### RECORD EXTRACTS

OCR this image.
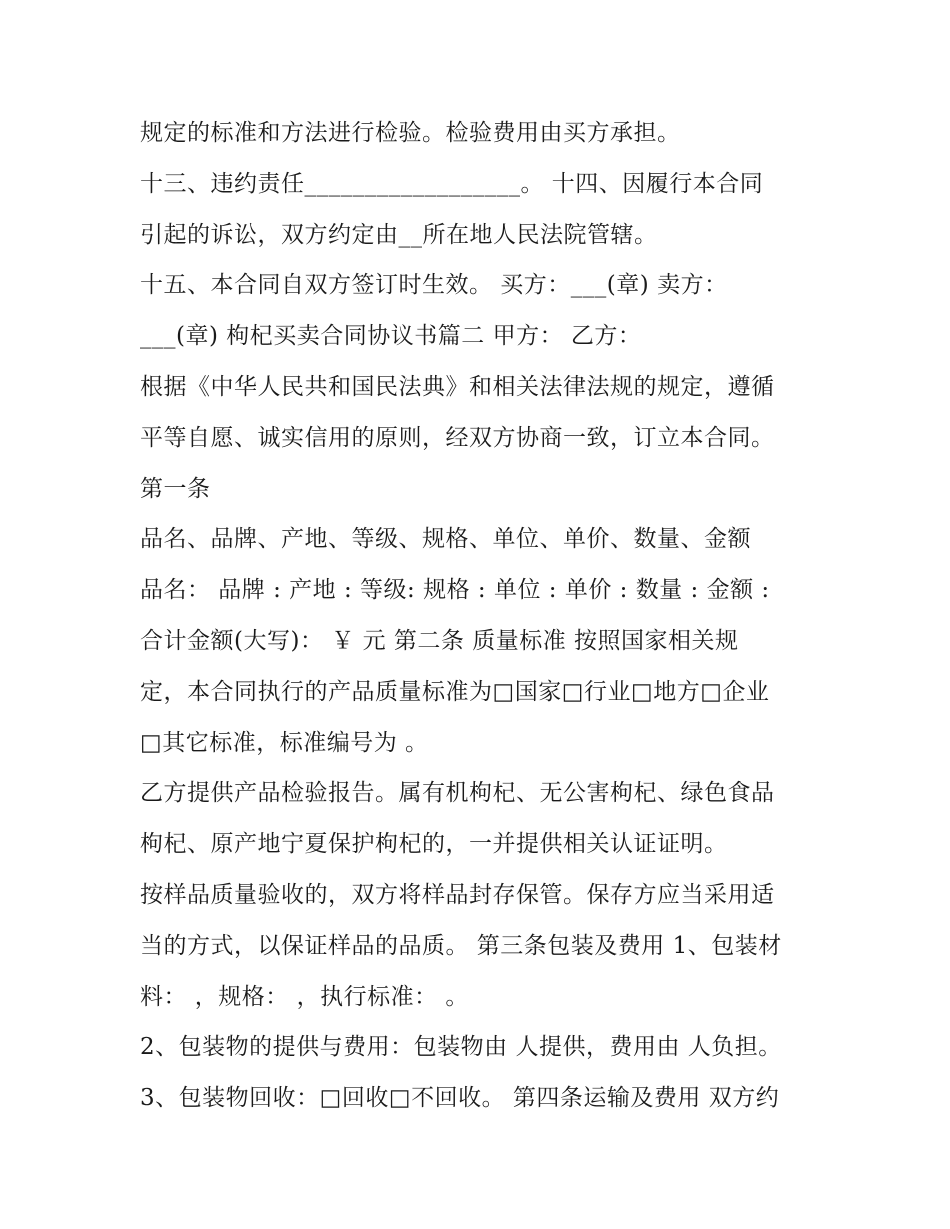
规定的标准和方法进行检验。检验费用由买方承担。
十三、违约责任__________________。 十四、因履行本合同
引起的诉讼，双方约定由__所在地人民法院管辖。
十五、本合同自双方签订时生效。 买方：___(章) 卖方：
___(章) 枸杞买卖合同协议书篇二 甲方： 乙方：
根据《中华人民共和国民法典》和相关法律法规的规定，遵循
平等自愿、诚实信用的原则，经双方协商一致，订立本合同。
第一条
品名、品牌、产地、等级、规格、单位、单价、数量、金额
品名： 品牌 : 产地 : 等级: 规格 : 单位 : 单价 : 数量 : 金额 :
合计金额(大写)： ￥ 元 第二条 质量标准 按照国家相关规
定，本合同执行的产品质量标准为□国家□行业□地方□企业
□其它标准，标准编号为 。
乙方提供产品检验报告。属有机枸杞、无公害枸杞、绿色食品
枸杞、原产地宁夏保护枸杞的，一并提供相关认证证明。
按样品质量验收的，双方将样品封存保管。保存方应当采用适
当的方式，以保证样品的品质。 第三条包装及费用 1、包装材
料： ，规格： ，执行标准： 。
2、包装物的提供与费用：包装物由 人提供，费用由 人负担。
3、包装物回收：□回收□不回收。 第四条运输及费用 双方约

### SHORT PROBLEM
All the lines above are to be reproduced exactly, except the pictures.

### FINISHED ANSWER
OCR this image.
规定的标准和方法进行检验。检验费用由买方承担。
十三、违约责任__________________。 十四、因履行本合同
引起的诉讼，双方约定由__所在地人民法院管辖。
十五、本合同自双方签订时生效。 买方：___(章) 卖方：
___(章) 枸杞买卖合同协议书篇二 甲方： 乙方：
根据《中华人民共和国民法典》和相关法律法规的规定，遵循
平等自愿、诚实信用的原则，经双方协商一致，订立本合同。
第一条
品名、品牌、产地、等级、规格、单位、单价、数量、金额
品名： 品牌 : 产地 : 等级: 规格 : 单位 : 单价 : 数量 : 金额 :
合计金额(大写)： ￥ 元 第二条 质量标准 按照国家相关规
定，本合同执行的产品质量标准为□国家□行业□地方□企业
□其它标准，标准编号为 。
乙方提供产品检验报告。属有机枸杞、无公害枸杞、绿色食品
枸杞、原产地宁夏保护枸杞的，一并提供相关认证证明。
按样品质量验收的，双方将样品封存保管。保存方应当采用适
当的方式，以保证样品的品质。 第三条包装及费用 1、包装材
料： ，规格： ，执行标准： 。
2、包装物的提供与费用：包装物由 人提供，费用由 人负担。
3、包装物回收：□回收□不回收。 第四条运输及费用 双方约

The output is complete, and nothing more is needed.